>> Start
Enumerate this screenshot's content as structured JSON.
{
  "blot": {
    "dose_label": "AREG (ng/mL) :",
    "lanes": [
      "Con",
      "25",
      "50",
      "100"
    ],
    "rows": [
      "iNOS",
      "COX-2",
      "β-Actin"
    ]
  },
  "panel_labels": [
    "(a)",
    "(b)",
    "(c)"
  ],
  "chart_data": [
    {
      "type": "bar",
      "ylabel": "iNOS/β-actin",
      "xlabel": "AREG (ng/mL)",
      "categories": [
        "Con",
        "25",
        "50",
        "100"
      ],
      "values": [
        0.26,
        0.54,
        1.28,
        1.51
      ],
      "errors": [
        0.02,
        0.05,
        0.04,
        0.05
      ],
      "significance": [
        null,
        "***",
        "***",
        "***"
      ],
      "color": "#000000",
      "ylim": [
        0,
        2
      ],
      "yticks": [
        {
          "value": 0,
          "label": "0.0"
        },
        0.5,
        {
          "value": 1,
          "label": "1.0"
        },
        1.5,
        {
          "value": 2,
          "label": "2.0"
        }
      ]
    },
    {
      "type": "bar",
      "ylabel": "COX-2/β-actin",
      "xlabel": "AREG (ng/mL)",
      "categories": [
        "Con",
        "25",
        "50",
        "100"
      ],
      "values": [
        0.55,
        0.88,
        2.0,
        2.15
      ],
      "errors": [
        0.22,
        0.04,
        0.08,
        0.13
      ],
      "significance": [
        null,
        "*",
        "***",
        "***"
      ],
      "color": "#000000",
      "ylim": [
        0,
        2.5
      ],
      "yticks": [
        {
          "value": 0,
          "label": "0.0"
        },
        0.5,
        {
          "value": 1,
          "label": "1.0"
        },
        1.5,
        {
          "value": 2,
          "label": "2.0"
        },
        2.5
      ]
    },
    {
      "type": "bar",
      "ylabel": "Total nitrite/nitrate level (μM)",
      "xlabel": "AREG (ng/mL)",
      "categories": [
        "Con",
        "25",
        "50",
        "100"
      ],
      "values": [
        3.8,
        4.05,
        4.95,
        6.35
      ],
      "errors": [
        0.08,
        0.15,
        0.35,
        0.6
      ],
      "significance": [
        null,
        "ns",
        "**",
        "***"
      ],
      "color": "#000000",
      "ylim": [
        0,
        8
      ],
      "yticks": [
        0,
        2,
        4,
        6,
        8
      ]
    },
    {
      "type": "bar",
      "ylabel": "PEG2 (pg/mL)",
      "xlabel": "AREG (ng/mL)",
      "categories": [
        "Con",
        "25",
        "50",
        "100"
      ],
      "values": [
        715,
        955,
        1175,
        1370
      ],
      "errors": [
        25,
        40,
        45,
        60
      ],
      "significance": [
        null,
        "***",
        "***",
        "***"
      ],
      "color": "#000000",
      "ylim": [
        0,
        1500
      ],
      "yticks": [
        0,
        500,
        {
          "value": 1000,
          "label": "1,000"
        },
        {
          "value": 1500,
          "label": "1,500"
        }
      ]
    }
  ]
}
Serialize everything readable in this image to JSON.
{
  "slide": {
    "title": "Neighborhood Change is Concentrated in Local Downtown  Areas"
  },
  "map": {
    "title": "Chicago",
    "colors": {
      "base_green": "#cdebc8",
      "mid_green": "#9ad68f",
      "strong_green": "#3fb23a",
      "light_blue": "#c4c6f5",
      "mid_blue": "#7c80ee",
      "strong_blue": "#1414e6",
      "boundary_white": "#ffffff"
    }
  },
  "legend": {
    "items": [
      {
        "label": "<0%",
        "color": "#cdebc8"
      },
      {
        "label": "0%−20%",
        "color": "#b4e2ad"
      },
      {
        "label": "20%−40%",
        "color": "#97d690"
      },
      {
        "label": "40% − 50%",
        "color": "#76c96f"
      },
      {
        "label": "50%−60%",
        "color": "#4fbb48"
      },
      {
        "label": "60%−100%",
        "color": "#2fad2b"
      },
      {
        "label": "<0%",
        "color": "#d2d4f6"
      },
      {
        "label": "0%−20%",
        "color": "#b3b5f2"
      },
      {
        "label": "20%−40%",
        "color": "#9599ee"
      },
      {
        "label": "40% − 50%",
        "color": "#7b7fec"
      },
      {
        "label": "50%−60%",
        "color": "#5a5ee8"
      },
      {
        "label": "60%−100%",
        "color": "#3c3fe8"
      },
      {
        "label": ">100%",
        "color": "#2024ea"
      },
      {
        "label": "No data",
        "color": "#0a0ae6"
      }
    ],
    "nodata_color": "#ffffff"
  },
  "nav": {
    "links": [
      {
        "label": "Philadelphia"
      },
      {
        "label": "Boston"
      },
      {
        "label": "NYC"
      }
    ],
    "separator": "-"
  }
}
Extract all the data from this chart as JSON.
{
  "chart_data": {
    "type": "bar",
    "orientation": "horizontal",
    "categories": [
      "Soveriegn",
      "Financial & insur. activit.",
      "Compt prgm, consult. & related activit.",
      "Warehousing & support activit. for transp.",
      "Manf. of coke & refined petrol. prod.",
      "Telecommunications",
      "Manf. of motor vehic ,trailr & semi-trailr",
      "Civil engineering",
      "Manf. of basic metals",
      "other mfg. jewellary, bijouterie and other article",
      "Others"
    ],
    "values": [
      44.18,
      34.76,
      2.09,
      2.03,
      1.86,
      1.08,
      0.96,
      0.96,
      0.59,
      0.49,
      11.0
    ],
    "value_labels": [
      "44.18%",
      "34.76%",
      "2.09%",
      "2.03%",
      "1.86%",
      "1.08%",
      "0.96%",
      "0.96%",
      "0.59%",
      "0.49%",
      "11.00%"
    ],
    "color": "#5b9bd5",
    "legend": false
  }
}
>> End
▶ [EXERCISE TASK]:
Each of the records should be retyped exactly.

▶ [EXPECTED ANSWER]:
Enumerate this screenshot's content as structured JSON.
{
  "blot": {
    "dose_label": "AREG (ng/mL) :",
    "lanes": [
      "Con",
      "25",
      "50",
      "100"
    ],
    "rows": [
      "iNOS",
      "COX-2",
      "β-Actin"
    ]
  },
  "panel_labels": [
    "(a)",
    "(b)",
    "(c)"
  ],
  "chart_data": [
    {
      "type": "bar",
      "ylabel": "iNOS/β-actin",
      "xlabel": "AREG (ng/mL)",
      "categories": [
        "Con",
        "25",
        "50",
        "100"
      ],
      "values": [
        0.26,
        0.54,
        1.28,
        1.51
      ],
      "errors": [
        0.02,
        0.05,
        0.04,
        0.05
      ],
      "significance": [
        null,
        "***",
        "***",
        "***"
      ],
      "color": "#000000",
      "ylim": [
        0,
        2
      ],
      "yticks": [
        {
          "value": 0,
          "label": "0.0"
        },
        0.5,
        {
          "value": 1,
          "label": "1.0"
        },
        1.5,
        {
          "value": 2,
          "label": "2.0"
        }
      ]
    },
    {
      "type": "bar",
      "ylabel": "COX-2/β-actin",
      "xlabel": "AREG (ng/mL)",
      "categories": [
        "Con",
        "25",
        "50",
        "100"
      ],
      "values": [
        0.55,
        0.88,
        2.0,
        2.15
      ],
      "errors": [
        0.22,
        0.04,
        0.08,
        0.13
      ],
      "significance": [
        null,
        "*",
        "***",
        "***"
      ],
      "color": "#000000",
      "ylim": [
        0,
        2.5
      ],
      "yticks": [
        {
          "value": 0,
          "label": "0.0"
        },
        0.5,
        {
          "value": 1,
          "label": "1.0"
        },
        1.5,
        {
          "value": 2,
          "label": "2.0"
        },
        2.5
      ]
    },
    {
      "type": "bar",
      "ylabel": "Total nitrite/nitrate level (μM)",
      "xlabel": "AREG (ng/mL)",
      "categories": [
        "Con",
        "25",
        "50",
        "100"
      ],
      "values": [
        3.8,
        4.05,
        4.95,
        6.35
      ],
      "errors": [
        0.08,
        0.15,
        0.35,
        0.6
      ],
      "significance": [
        null,
        "ns",
        "**",
        "***"
      ],
      "color": "#000000",
      "ylim": [
        0,
        8
      ],
      "yticks": [
        0,
        2,
        4,
        6,
        8
      ]
    },
    {
      "type": "bar",
      "ylabel": "PEG2 (pg/mL)",
      "xlabel": "AREG (ng/mL)",
      "categories": [
        "Con",
        "25",
        "50",
        "100"
      ],
      "values": [
        715,
        955,
        1175,
        1370
      ],
      "errors": [
        25,
        40,
        45,
        60
      ],
      "significance": [
        null,
        "***",
        "***",
        "***"
      ],
      "color": "#000000",
      "ylim": [
        0,
        1500
      ],
      "yticks": [
        0,
        500,
        {
          "value": 1000,
          "label": "1,000"
        },
        {
          "value": 1500,
          "label": "1,500"
        }
      ]
    }
  ]
}
Serialize everything readable in this image to JSON.
{
  "slide": {
    "title": "Neighborhood Change is Concentrated in Local Downtown  Areas"
  },
  "map": {
    "title": "Chicago",
    "colors": {
      "base_green": "#cdebc8",
      "mid_green": "#9ad68f",
      "strong_green": "#3fb23a",
      "light_blue": "#c4c6f5",
      "mid_blue": "#7c80ee",
      "strong_blue": "#1414e6",
      "boundary_white": "#ffffff"
    }
  },
  "legend": {
    "items": [
      {
        "label": "<0%",
        "color": "#cdebc8"
      },
      {
        "label": "0%−20%",
        "color": "#b4e2ad"
      },
      {
        "label": "20%−40%",
        "color": "#97d690"
      },
      {
        "label": "40% − 50%",
        "color": "#76c96f"
      },
      {
        "label": "50%−60%",
        "color": "#4fbb48"
      },
      {
        "label": "60%−100%",
        "color": "#2fad2b"
      },
      {
        "label": "<0%",
        "color": "#d2d4f6"
      },
      {
        "label": "0%−20%",
        "color": "#b3b5f2"
      },
      {
        "label": "20%−40%",
        "color": "#9599ee"
      },
      {
        "label": "40% − 50%",
        "color": "#7b7fec"
      },
      {
        "label": "50%−60%",
        "color": "#5a5ee8"
      },
      {
        "label": "60%−100%",
        "color": "#3c3fe8"
      },
      {
        "label": ">100%",
        "color": "#2024ea"
      },
      {
        "label": "No data",
        "color": "#0a0ae6"
      }
    ],
    "nodata_color": "#ffffff"
  },
  "nav": {
    "links": [
      {
        "label": "Philadelphia"
      },
      {
        "label": "Boston"
      },
      {
        "label": "NYC"
      }
    ],
    "separator": "-"
  }
}
Extract all the data from this chart as JSON.
{
  "chart_data": {
    "type": "bar",
    "orientation": "horizontal",
    "categories": [
      "Soveriegn",
      "Financial & insur. activit.",
      "Compt prgm, consult. & related activit.",
      "Warehousing & support activit. for transp.",
      "Manf. of coke & refined petrol. prod.",
      "Telecommunications",
      "Manf. of motor vehic ,trailr & semi-trailr",
      "Civil engineering",
      "Manf. of basic metals",
      "other mfg. jewellary, bijouterie and other article",
      "Others"
    ],
    "values": [
      44.18,
      34.76,
      2.09,
      2.03,
      1.86,
      1.08,
      0.96,
      0.96,
      0.59,
      0.49,
      11.0
    ],
    "value_labels": [
      "44.18%",
      "34.76%",
      "2.09%",
      "2.03%",
      "1.86%",
      "1.08%",
      "0.96%",
      "0.96%",
      "0.59%",
      "0.49%",
      "11.00%"
    ],
    "color": "#5b9bd5",
    "legend": false
  }
}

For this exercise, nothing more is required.